== EXERCISE TASK ==
State the number of lines in these records holding "قریب". Say nothing more.

[Collection entries]
* BEGIN *
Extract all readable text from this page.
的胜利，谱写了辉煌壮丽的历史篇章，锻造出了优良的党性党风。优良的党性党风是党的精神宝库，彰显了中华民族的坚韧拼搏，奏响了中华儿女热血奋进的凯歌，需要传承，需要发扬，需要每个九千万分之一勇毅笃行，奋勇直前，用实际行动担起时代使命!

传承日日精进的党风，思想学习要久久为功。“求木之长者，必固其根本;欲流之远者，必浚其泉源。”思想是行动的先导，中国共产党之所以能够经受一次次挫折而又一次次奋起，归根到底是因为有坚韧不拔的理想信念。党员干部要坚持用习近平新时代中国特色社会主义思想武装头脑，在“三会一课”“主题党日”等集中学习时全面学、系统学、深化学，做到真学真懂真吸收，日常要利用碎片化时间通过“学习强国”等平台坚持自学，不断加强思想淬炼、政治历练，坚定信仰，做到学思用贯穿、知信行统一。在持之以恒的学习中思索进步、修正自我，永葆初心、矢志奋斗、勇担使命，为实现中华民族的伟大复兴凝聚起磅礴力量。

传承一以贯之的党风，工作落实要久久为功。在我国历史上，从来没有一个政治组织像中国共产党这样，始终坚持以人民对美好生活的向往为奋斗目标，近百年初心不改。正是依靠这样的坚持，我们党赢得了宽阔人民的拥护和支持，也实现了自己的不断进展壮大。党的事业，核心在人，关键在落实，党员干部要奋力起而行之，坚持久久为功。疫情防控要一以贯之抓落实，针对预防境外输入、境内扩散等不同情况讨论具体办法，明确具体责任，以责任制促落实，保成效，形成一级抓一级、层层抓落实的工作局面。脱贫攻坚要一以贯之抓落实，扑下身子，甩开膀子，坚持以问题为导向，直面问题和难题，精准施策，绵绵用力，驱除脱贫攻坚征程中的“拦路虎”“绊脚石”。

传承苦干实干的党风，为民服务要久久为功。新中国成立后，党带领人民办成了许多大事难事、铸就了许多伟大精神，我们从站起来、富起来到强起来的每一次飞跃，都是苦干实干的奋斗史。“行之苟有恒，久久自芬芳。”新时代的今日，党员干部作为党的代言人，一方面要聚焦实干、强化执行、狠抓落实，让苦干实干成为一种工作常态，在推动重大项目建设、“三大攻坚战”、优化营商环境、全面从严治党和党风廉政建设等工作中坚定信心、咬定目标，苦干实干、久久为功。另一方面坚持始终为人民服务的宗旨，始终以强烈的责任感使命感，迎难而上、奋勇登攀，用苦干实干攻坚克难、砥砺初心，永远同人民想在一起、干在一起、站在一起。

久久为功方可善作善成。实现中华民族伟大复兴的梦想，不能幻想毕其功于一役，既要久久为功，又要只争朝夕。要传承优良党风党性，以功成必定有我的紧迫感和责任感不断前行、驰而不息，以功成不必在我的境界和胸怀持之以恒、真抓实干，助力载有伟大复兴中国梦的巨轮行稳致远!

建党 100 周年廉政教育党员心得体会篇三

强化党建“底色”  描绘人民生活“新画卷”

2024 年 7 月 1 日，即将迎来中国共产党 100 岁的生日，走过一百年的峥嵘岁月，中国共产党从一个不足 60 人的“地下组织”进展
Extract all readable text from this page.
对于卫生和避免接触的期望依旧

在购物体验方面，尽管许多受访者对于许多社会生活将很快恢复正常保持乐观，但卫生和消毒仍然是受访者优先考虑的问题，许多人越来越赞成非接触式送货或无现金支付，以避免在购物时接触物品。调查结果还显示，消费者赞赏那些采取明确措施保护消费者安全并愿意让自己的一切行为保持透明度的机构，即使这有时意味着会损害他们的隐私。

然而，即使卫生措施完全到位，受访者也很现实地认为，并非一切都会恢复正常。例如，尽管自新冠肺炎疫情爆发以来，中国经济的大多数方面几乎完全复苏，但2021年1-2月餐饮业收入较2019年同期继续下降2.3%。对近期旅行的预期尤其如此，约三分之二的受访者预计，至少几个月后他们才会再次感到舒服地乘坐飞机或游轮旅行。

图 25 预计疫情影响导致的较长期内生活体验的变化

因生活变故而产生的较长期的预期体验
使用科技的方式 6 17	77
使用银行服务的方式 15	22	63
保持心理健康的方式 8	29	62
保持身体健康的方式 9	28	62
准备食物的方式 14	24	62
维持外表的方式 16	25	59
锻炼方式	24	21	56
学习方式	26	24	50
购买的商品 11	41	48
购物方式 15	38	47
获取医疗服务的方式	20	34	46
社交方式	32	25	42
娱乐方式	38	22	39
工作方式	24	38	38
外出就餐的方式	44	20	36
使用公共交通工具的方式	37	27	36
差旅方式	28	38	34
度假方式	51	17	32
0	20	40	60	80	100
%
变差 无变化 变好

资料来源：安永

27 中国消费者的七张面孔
* END *
* BEGIN *
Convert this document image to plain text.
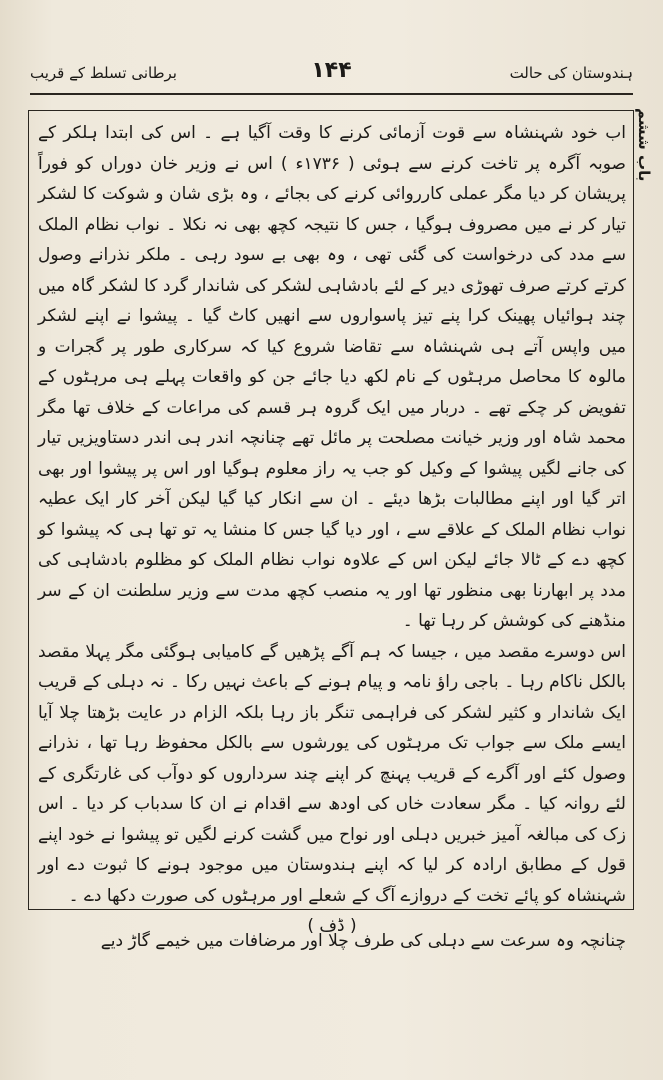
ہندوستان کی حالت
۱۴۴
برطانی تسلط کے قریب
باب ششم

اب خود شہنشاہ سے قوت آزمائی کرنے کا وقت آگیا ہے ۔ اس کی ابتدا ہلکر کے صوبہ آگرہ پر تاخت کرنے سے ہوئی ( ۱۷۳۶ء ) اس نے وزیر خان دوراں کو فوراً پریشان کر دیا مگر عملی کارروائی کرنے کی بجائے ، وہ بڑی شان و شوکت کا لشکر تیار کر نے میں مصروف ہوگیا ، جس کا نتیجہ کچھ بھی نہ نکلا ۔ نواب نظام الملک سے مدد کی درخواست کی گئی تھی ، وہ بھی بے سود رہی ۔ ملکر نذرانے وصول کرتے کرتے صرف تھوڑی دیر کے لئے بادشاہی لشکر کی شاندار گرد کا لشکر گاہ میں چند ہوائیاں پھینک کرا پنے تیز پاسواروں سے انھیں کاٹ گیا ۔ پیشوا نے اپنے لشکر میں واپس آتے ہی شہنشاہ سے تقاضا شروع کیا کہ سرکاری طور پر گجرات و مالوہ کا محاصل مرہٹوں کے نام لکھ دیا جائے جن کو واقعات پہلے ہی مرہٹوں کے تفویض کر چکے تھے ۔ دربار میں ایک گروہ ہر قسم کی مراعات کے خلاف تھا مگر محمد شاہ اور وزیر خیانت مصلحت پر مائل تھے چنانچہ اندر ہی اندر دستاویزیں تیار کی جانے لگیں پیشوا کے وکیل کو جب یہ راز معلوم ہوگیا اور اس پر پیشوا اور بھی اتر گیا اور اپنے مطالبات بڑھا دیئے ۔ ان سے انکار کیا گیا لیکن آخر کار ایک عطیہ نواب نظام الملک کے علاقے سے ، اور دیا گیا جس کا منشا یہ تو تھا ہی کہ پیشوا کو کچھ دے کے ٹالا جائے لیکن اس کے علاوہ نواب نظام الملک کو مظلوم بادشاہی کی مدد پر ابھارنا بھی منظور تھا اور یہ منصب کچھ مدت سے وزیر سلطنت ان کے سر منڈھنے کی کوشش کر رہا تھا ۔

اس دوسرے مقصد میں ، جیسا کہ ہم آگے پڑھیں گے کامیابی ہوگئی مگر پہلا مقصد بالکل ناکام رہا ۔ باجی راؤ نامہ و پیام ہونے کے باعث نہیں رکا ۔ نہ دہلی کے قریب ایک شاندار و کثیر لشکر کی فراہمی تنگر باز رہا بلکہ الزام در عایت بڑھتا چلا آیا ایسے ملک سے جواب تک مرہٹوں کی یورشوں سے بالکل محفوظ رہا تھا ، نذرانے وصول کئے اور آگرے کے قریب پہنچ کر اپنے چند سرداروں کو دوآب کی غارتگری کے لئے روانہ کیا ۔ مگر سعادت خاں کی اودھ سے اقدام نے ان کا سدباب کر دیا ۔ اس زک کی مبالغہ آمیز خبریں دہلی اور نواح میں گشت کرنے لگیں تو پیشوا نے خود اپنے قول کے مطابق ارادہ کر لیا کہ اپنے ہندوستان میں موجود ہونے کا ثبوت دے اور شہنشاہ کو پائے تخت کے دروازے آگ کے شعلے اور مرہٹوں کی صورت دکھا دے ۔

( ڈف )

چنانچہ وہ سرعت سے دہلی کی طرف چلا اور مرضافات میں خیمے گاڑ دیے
* END *
== TASK ANSWER ==
2